== TASK BRIEF ==
Please reproduce every line of the records below word for word.

== Stored data ==

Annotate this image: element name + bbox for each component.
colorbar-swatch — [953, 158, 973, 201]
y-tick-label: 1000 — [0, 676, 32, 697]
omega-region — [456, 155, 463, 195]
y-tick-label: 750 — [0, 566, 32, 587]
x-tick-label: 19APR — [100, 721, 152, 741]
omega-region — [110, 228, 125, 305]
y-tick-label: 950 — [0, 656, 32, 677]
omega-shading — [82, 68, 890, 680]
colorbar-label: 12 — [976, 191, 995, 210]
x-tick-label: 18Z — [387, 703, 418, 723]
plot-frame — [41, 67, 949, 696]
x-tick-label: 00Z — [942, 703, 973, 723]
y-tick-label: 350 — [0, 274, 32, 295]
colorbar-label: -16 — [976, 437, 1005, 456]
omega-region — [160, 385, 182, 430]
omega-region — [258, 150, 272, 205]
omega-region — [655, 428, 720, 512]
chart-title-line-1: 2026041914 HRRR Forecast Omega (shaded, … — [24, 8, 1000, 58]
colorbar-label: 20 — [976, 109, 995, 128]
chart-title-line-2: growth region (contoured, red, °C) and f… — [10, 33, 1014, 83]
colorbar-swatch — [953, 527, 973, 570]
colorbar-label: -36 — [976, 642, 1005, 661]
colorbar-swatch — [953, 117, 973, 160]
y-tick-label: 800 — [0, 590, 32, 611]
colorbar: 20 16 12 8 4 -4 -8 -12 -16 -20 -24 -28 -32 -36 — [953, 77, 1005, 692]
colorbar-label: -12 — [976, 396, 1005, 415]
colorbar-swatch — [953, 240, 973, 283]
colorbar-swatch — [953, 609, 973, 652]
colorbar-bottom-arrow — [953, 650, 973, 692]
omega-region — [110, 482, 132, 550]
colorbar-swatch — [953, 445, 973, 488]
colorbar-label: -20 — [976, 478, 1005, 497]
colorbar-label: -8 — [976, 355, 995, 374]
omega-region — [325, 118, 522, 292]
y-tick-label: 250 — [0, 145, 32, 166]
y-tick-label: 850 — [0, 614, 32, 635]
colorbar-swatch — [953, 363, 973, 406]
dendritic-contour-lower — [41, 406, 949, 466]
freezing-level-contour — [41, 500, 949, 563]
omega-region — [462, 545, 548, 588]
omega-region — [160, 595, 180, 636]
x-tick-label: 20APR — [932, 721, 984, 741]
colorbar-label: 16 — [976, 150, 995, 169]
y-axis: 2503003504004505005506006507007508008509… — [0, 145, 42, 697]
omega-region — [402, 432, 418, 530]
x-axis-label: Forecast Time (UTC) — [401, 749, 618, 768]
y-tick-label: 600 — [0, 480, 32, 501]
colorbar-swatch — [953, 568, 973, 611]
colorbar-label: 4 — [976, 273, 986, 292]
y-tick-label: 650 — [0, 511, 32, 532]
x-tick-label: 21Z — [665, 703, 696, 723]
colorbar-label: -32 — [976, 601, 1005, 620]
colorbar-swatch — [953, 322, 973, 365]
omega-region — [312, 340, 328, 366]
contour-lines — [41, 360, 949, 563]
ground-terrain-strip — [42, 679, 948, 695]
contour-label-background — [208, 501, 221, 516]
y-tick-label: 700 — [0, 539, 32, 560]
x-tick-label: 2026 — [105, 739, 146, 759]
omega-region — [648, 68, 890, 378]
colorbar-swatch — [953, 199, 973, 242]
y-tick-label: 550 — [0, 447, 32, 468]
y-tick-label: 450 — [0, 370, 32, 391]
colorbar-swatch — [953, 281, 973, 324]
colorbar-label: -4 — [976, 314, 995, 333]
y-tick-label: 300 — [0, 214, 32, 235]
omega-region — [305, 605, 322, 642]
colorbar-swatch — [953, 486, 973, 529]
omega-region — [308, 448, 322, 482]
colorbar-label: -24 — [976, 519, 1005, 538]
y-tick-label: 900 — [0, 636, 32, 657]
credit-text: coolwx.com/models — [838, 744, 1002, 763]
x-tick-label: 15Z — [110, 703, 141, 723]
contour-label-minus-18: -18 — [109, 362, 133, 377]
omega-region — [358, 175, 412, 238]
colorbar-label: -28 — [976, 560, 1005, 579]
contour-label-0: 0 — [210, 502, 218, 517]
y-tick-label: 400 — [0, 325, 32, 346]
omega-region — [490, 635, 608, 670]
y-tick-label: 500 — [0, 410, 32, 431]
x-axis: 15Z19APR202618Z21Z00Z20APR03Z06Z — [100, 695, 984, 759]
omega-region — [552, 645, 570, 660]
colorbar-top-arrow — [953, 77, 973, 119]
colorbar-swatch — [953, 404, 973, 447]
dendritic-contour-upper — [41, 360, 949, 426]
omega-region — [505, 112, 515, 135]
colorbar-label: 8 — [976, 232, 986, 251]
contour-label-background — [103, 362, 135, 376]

== EXERCISE SOLUTION ==
Annotate this image: element name + bbox for each component.
colorbar-swatch — [953, 158, 973, 201]
y-tick-label: 1000 — [0, 676, 32, 697]
omega-region — [456, 155, 463, 195]
y-tick-label: 750 — [0, 566, 32, 587]
x-tick-label: 19APR — [100, 721, 152, 741]
omega-region — [110, 228, 125, 305]
y-tick-label: 950 — [0, 656, 32, 677]
omega-shading — [82, 68, 890, 680]
colorbar-label: 12 — [976, 191, 995, 210]
x-tick-label: 18Z — [387, 703, 418, 723]
plot-frame — [41, 67, 949, 696]
x-tick-label: 00Z — [942, 703, 973, 723]
y-tick-label: 350 — [0, 274, 32, 295]
colorbar-label: -16 — [976, 437, 1005, 456]
omega-region — [160, 385, 182, 430]
omega-region — [258, 150, 272, 205]
omega-region — [655, 428, 720, 512]
chart-title-line-1: 2026041914 HRRR Forecast Omega (shaded, … — [24, 8, 1000, 58]
colorbar-label: 20 — [976, 109, 995, 128]
chart-title-line-2: growth region (contoured, red, °C) and f… — [10, 33, 1014, 83]
colorbar-swatch — [953, 527, 973, 570]
colorbar-label: -36 — [976, 642, 1005, 661]
colorbar-swatch — [953, 117, 973, 160]
y-tick-label: 800 — [0, 590, 32, 611]
colorbar: 20 16 12 8 4 -4 -8 -12 -16 -20 -24 -28 -32 -36 — [953, 77, 1005, 692]
colorbar-label: -12 — [976, 396, 1005, 415]
colorbar-swatch — [953, 240, 973, 283]
colorbar-swatch — [953, 609, 973, 652]
colorbar-bottom-arrow — [953, 650, 973, 692]
omega-region — [110, 482, 132, 550]
colorbar-swatch — [953, 445, 973, 488]
colorbar-label: -20 — [976, 478, 1005, 497]
colorbar-label: -8 — [976, 355, 995, 374]
omega-region — [325, 118, 522, 292]
y-tick-label: 250 — [0, 145, 32, 166]
y-tick-label: 850 — [0, 614, 32, 635]
colorbar-swatch — [953, 363, 973, 406]
dendritic-contour-lower — [41, 406, 949, 466]
freezing-level-contour — [41, 500, 949, 563]
omega-region — [462, 545, 548, 588]
omega-region — [160, 595, 180, 636]
x-tick-label: 20APR — [932, 721, 984, 741]
colorbar-label: 16 — [976, 150, 995, 169]
y-axis: 2503003504004505005506006507007508008509… — [0, 145, 42, 697]
omega-region — [402, 432, 418, 530]
x-axis-label: Forecast Time (UTC) — [401, 749, 618, 768]
y-tick-label: 600 — [0, 480, 32, 501]
colorbar-swatch — [953, 568, 973, 611]
colorbar-label: 4 — [976, 273, 986, 292]
y-tick-label: 650 — [0, 511, 32, 532]
x-tick-label: 21Z — [665, 703, 696, 723]
colorbar-label: -32 — [976, 601, 1005, 620]
colorbar-swatch — [953, 322, 973, 365]
omega-region — [312, 340, 328, 366]
contour-lines — [41, 360, 949, 563]
ground-terrain-strip — [42, 679, 948, 695]
contour-label-background — [208, 501, 221, 516]
y-tick-label: 700 — [0, 539, 32, 560]
x-tick-label: 2026 — [105, 739, 146, 759]
omega-region — [648, 68, 890, 378]
colorbar-swatch — [953, 199, 973, 242]
y-tick-label: 550 — [0, 447, 32, 468]
y-tick-label: 450 — [0, 370, 32, 391]
colorbar-swatch — [953, 281, 973, 324]
colorbar-label: -4 — [976, 314, 995, 333]
y-tick-label: 300 — [0, 214, 32, 235]
omega-region — [305, 605, 322, 642]
colorbar-swatch — [953, 486, 973, 529]
omega-region — [308, 448, 322, 482]
colorbar-label: -24 — [976, 519, 1005, 538]
y-tick-label: 900 — [0, 636, 32, 657]
credit-text: coolwx.com/models — [838, 744, 1002, 763]
x-tick-label: 15Z — [110, 703, 141, 723]
contour-label-minus-18: -18 — [109, 362, 133, 377]
omega-region — [358, 175, 412, 238]
colorbar-label: -28 — [976, 560, 1005, 579]
contour-label-0: 0 — [210, 502, 218, 517]
y-tick-label: 400 — [0, 325, 32, 346]
omega-region — [490, 635, 608, 670]
y-tick-label: 500 — [0, 410, 32, 431]
x-axis: 15Z19APR202618Z21Z00Z20APR03Z06Z — [100, 695, 984, 759]
omega-region — [552, 645, 570, 660]
colorbar-top-arrow — [953, 77, 973, 119]
colorbar-swatch — [953, 404, 973, 447]
dendritic-contour-upper — [41, 360, 949, 426]
omega-region — [505, 112, 515, 135]
colorbar-label: 8 — [976, 232, 986, 251]
contour-label-background — [103, 362, 135, 376]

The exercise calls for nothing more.